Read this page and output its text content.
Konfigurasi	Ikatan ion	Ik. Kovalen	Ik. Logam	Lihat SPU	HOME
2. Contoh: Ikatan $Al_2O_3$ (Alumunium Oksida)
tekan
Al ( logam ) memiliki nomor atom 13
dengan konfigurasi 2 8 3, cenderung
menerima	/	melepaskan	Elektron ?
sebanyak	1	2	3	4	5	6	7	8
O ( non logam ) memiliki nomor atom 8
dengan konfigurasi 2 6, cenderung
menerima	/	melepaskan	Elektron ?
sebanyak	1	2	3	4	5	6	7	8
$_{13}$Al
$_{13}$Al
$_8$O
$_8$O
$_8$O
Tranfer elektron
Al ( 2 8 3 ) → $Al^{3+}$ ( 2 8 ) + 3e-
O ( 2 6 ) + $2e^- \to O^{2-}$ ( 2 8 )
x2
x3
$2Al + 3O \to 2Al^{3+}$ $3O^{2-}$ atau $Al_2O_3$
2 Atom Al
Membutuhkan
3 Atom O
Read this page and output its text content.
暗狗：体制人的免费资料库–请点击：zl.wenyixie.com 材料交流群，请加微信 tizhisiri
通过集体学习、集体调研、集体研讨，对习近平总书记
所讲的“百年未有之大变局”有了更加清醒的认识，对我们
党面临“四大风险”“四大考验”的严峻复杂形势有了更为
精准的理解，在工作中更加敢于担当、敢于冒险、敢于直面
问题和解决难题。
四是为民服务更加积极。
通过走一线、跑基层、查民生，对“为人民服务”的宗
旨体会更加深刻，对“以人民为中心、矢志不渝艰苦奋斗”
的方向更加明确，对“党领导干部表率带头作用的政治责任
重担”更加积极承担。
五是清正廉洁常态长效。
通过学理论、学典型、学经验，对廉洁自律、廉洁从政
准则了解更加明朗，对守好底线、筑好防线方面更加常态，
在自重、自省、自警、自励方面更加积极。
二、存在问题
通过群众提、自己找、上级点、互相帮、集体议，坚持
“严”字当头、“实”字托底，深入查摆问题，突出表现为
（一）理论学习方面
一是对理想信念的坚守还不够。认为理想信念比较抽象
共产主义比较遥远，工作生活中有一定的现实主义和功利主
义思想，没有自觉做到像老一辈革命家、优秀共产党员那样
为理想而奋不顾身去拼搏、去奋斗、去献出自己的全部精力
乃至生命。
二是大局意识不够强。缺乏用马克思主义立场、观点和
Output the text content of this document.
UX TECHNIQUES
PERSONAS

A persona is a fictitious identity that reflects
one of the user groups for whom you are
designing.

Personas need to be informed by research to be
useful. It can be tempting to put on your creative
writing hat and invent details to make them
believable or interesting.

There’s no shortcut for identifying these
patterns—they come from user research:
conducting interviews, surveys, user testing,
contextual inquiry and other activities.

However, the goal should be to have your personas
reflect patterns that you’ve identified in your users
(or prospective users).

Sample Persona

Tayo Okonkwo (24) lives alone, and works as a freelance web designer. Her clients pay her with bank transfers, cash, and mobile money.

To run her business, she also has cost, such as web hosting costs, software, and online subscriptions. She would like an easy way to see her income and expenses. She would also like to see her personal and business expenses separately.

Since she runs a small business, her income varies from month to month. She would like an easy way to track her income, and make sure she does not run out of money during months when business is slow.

- [WHAT IS EXPECTED]: Each line that has the word "memiliki" counts once. How many such lines are in the data? Give the number alone.

- [OUTPUT OF THE EXERCISE]: 2